[Data tied to figure images]
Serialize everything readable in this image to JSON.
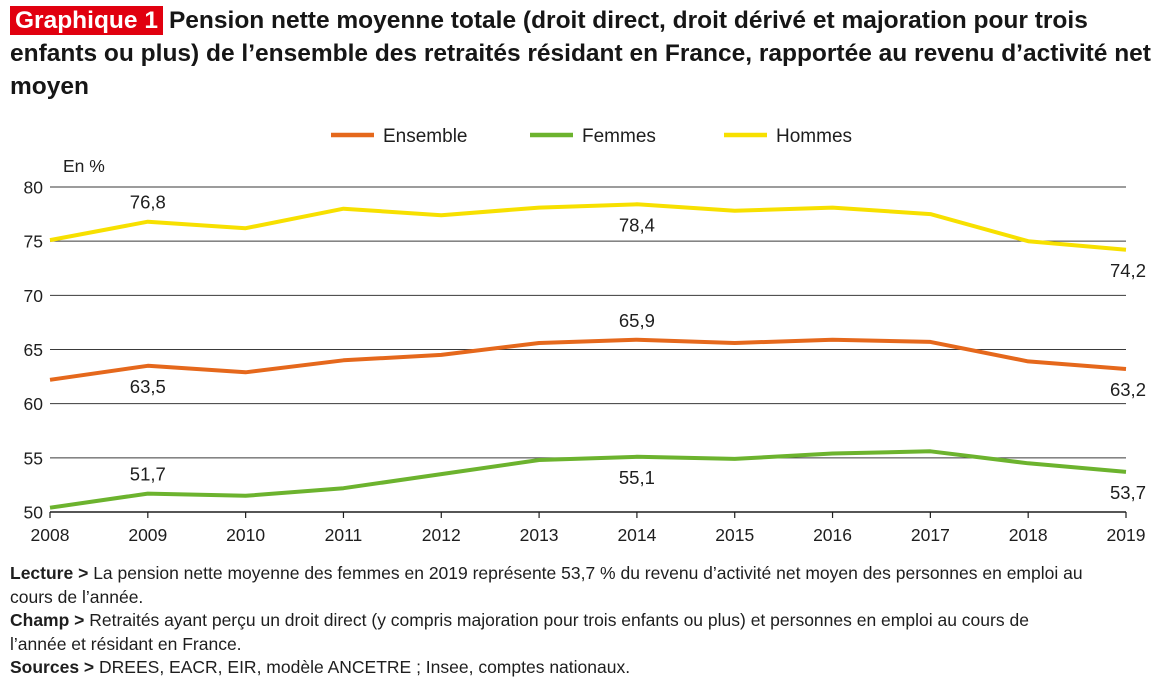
{
  "header": {
    "badge": "Graphique 1",
    "title": "Pension nette moyenne totale (droit direct, droit dérivé et majoration pour trois enfants ou plus) de l’ensemble des retraités résidant en France, rapportée au revenu d’activité net moyen"
  },
  "chart_data": {
    "type": "line",
    "title": "Pension nette moyenne totale (droit direct, droit dérivé et majoration pour trois enfants ou plus) de l’ensemble des retraités résidant en France, rapportée au revenu d’activité net moyen",
    "ylabel": "En %",
    "xlabel": "",
    "x": [
      "2008",
      "2009",
      "2010",
      "2011",
      "2012",
      "2013",
      "2014",
      "2015",
      "2016",
      "2017",
      "2018",
      "2019"
    ],
    "ylim": [
      50,
      80
    ],
    "yticks": [
      50,
      55,
      60,
      65,
      70,
      75,
      80
    ],
    "grid": true,
    "legend_position": "top-center",
    "series": [
      {
        "name": "Ensemble",
        "color": "#e5681c",
        "values": [
          62.2,
          63.5,
          62.9,
          64.0,
          64.5,
          65.6,
          65.9,
          65.6,
          65.9,
          65.7,
          63.9,
          63.2
        ],
        "labels": [
          {
            "x": "2009",
            "text": "63,5",
            "pos": "below"
          },
          {
            "x": "2014",
            "text": "65,9",
            "pos": "above"
          },
          {
            "x": "2019",
            "text": "63,2",
            "pos": "below"
          }
        ]
      },
      {
        "name": "Femmes",
        "color": "#6cb32e",
        "values": [
          50.4,
          51.7,
          51.5,
          52.2,
          53.5,
          54.8,
          55.1,
          54.9,
          55.4,
          55.6,
          54.5,
          53.7
        ],
        "labels": [
          {
            "x": "2009",
            "text": "51,7",
            "pos": "above"
          },
          {
            "x": "2014",
            "text": "55,1",
            "pos": "below"
          },
          {
            "x": "2019",
            "text": "53,7",
            "pos": "below"
          }
        ]
      },
      {
        "name": "Hommes",
        "color": "#f7e000",
        "values": [
          75.1,
          76.8,
          76.2,
          78.0,
          77.4,
          78.1,
          78.4,
          77.8,
          78.1,
          77.5,
          75.0,
          74.2
        ],
        "labels": [
          {
            "x": "2009",
            "text": "76,8",
            "pos": "above"
          },
          {
            "x": "2014",
            "text": "78,4",
            "pos": "below"
          },
          {
            "x": "2019",
            "text": "74,2",
            "pos": "below"
          }
        ]
      }
    ]
  },
  "notes": {
    "lecture_label": "Lecture >",
    "lecture_text": "La pension nette moyenne des femmes en 2019 représente 53,7 % du revenu d’activité net moyen des personnes en emploi au cours de l’année.",
    "champ_label": "Champ >",
    "champ_text": "Retraités ayant perçu un droit direct (y compris majoration pour trois enfants ou plus) et personnes en emploi au cours de l’année et résidant en France.",
    "sources_label": "Sources >",
    "sources_text": "DREES, EACR, EIR, modèle ANCETRE ; Insee, comptes nationaux."
  }
}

WRITTEN PROBLEM: The records above need to be given again exactly. Omit the pictures.

EXERCISE RESPONSE:
Serialize everything readable in this image to JSON.
{
  "header": {
    "badge": "Graphique 1",
    "title": "Pension nette moyenne totale (droit direct, droit dérivé et majoration pour trois enfants ou plus) de l’ensemble des retraités résidant en France, rapportée au revenu d’activité net moyen"
  },
  "chart_data": {
    "type": "line",
    "title": "Pension nette moyenne totale (droit direct, droit dérivé et majoration pour trois enfants ou plus) de l’ensemble des retraités résidant en France, rapportée au revenu d’activité net moyen",
    "ylabel": "En %",
    "xlabel": "",
    "x": [
      "2008",
      "2009",
      "2010",
      "2011",
      "2012",
      "2013",
      "2014",
      "2015",
      "2016",
      "2017",
      "2018",
      "2019"
    ],
    "ylim": [
      50,
      80
    ],
    "yticks": [
      50,
      55,
      60,
      65,
      70,
      75,
      80
    ],
    "grid": true,
    "legend_position": "top-center",
    "series": [
      {
        "name": "Ensemble",
        "color": "#e5681c",
        "values": [
          62.2,
          63.5,
          62.9,
          64.0,
          64.5,
          65.6,
          65.9,
          65.6,
          65.9,
          65.7,
          63.9,
          63.2
        ],
        "labels": [
          {
            "x": "2009",
            "text": "63,5",
            "pos": "below"
          },
          {
            "x": "2014",
            "text": "65,9",
            "pos": "above"
          },
          {
            "x": "2019",
            "text": "63,2",
            "pos": "below"
          }
        ]
      },
      {
        "name": "Femmes",
        "color": "#6cb32e",
        "values": [
          50.4,
          51.7,
          51.5,
          52.2,
          53.5,
          54.8,
          55.1,
          54.9,
          55.4,
          55.6,
          54.5,
          53.7
        ],
        "labels": [
          {
            "x": "2009",
            "text": "51,7",
            "pos": "above"
          },
          {
            "x": "2014",
            "text": "55,1",
            "pos": "below"
          },
          {
            "x": "2019",
            "text": "53,7",
            "pos": "below"
          }
        ]
      },
      {
        "name": "Hommes",
        "color": "#f7e000",
        "values": [
          75.1,
          76.8,
          76.2,
          78.0,
          77.4,
          78.1,
          78.4,
          77.8,
          78.1,
          77.5,
          75.0,
          74.2
        ],
        "labels": [
          {
            "x": "2009",
            "text": "76,8",
            "pos": "above"
          },
          {
            "x": "2014",
            "text": "78,4",
            "pos": "below"
          },
          {
            "x": "2019",
            "text": "74,2",
            "pos": "below"
          }
        ]
      }
    ]
  },
  "notes": {
    "lecture_label": "Lecture >",
    "lecture_text": "La pension nette moyenne des femmes en 2019 représente 53,7 % du revenu d’activité net moyen des personnes en emploi au cours de l’année.",
    "champ_label": "Champ >",
    "champ_text": "Retraités ayant perçu un droit direct (y compris majoration pour trois enfants ou plus) et personnes en emploi au cours de l’année et résidant en France.",
    "sources_label": "Sources >",
    "sources_text": "DREES, EACR, EIR, modèle ANCETRE ; Insee, comptes nationaux."
  }
}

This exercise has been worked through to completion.